- **Problem**
Please copy everything from the line containing "Detect and localize" down to the line containing "text-line: 班；自认升迁无望的同志，对自己要求不高，不愿提高自 [190,297,991,336]", swapping "text-line" for "text-row" and keeping all else unchanged.

[begin Records to process]

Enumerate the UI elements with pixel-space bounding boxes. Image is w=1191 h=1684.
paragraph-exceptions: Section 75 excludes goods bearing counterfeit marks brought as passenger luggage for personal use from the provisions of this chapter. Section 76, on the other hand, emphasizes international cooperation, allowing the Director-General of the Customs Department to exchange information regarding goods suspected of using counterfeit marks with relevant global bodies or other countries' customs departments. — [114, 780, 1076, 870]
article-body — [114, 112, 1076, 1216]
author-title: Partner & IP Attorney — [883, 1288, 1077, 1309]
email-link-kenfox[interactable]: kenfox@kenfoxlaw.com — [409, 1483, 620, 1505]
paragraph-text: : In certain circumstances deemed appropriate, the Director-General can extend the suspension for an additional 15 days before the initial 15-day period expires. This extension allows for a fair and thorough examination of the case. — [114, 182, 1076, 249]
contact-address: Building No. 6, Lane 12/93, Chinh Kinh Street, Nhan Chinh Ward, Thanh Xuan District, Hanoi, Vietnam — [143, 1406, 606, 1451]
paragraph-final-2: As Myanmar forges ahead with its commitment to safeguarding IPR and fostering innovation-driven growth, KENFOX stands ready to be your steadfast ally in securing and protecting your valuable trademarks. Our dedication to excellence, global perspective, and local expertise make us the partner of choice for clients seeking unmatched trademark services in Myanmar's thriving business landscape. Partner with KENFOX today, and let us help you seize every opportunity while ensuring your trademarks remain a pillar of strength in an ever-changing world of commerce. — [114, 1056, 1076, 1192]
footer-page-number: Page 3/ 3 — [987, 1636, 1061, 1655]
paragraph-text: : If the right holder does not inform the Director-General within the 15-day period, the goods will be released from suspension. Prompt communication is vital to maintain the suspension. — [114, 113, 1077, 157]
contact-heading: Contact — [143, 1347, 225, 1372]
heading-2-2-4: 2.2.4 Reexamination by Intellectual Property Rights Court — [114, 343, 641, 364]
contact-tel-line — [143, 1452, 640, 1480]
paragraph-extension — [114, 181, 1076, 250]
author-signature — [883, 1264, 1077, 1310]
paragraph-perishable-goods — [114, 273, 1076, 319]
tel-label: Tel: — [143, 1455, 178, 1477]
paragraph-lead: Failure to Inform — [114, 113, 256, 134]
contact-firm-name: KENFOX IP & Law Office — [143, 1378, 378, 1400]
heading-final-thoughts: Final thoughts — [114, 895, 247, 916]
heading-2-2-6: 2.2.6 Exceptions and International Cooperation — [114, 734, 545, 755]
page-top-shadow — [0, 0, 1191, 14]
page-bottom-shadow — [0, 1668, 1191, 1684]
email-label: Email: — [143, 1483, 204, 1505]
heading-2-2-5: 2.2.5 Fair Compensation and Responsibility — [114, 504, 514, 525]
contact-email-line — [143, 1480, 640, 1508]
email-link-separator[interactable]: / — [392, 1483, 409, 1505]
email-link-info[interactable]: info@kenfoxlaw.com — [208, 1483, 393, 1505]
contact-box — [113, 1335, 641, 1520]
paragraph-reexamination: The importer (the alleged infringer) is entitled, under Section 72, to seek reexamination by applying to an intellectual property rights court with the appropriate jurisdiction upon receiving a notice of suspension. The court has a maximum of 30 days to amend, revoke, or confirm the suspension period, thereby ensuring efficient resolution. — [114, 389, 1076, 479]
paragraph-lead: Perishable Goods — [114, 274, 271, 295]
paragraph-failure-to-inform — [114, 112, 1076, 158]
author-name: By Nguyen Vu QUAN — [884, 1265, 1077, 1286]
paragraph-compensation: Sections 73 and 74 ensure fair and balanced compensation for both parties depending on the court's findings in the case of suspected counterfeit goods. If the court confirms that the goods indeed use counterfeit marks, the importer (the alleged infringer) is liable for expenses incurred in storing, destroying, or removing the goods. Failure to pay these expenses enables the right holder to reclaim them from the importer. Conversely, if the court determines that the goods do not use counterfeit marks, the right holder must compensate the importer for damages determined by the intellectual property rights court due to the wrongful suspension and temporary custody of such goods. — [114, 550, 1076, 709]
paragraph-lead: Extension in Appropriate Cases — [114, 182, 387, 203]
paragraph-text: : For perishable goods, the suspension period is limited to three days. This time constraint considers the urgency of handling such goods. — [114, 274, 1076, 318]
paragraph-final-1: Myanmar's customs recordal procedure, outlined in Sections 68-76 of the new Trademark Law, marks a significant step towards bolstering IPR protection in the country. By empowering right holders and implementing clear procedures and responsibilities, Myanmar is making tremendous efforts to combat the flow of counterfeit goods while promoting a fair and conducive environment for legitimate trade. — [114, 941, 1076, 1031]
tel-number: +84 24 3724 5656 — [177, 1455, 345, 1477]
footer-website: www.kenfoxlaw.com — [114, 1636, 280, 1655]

[end Records to process]
[begin Records to process]

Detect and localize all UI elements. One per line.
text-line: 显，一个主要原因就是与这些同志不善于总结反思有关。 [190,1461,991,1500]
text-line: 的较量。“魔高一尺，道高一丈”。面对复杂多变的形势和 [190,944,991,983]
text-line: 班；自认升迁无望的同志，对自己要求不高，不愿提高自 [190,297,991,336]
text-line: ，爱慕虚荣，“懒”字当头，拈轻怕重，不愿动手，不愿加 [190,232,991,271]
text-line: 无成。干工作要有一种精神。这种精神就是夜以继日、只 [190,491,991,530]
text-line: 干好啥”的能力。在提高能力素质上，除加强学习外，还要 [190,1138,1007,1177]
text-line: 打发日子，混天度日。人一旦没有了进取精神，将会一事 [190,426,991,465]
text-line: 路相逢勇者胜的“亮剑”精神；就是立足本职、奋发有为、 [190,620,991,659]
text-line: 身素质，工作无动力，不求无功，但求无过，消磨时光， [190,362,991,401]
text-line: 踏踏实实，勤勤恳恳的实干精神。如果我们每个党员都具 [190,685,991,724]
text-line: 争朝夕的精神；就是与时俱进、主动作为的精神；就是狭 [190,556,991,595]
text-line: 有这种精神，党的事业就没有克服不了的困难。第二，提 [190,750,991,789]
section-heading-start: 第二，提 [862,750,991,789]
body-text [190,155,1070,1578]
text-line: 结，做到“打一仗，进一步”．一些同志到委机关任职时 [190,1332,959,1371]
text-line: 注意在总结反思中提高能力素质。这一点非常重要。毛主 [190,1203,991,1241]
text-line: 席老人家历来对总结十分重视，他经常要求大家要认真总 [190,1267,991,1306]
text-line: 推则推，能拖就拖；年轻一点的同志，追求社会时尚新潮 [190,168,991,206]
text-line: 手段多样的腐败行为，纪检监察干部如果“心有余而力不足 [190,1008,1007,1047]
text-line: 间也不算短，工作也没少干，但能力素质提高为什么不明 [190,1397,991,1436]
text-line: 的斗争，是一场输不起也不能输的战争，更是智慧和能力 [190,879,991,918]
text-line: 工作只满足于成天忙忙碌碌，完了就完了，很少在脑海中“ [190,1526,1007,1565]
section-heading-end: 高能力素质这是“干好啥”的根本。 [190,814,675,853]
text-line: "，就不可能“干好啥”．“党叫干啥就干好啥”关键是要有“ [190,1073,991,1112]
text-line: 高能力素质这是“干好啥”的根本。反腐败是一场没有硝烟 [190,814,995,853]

[end Records to process]

- **Final result**
Detect and localize all UI elements. One per line.
text-row: 显，一个主要原因就是与这些同志不善于总结反思有关。 [190,1461,991,1500]
text-row: 的较量。“魔高一尺，道高一丈”。面对复杂多变的形势和 [190,944,991,983]
text-row: 班；自认升迁无望的同志，对自己要求不高，不愿提高自 [190,297,991,336]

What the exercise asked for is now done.